EXERCISE TASK: Convert the stretch from the start of the records through the line containing "dim-13-69: 13.69 [510,438,549,458]" into a JSON list of strings, one string per line, omitting blank lines.

----------

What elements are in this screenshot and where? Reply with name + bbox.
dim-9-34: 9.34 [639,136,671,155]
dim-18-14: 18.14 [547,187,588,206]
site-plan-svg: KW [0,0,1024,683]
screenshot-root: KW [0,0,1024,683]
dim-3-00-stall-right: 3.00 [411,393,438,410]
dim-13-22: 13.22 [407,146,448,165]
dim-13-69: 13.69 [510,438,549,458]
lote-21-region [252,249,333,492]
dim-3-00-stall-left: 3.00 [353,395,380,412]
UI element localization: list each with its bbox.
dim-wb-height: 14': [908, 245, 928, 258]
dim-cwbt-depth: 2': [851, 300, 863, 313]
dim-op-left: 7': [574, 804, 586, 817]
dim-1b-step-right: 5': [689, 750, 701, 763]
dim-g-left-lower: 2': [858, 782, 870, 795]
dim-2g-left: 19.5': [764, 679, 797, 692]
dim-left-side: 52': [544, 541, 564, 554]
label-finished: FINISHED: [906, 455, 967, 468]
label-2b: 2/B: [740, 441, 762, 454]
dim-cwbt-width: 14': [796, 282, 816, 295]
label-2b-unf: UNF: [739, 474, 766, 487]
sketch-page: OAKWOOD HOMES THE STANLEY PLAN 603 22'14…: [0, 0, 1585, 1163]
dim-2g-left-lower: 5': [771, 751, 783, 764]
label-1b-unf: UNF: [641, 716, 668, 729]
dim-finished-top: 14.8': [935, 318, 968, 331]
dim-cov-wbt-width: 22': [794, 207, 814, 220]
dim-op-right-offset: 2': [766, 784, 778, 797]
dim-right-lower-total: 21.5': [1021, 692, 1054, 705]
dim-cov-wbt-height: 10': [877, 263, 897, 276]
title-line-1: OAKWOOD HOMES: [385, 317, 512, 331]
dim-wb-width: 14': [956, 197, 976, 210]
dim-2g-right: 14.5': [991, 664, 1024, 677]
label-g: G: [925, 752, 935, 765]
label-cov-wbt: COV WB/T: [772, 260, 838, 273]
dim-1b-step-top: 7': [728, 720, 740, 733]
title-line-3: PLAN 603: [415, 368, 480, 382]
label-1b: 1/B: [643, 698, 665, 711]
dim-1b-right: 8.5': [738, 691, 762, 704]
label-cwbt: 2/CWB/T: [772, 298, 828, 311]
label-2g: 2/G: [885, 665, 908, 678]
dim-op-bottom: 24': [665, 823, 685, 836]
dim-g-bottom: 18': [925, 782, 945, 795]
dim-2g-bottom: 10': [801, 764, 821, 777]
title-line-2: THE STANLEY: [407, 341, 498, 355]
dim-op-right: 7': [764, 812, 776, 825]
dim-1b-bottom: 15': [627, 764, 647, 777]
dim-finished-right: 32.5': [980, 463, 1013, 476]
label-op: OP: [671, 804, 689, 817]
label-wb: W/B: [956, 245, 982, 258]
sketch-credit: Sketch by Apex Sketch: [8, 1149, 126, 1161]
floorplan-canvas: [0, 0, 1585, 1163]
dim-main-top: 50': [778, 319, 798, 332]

----------

OUTPUT:
[
  "What elements are in this screenshot and where? Reply with name + bbox.",
  "dim-9-34: 9.34 [639,136,671,155]",
  "dim-18-14: 18.14 [547,187,588,206]",
  "site-plan-svg: KW [0,0,1024,683]",
  "screenshot-root: KW [0,0,1024,683]",
  "dim-3-00-stall-right: 3.00 [411,393,438,410]",
  "dim-13-22: 13.22 [407,146,448,165]",
  "dim-13-69: 13.69 [510,438,549,458]"
]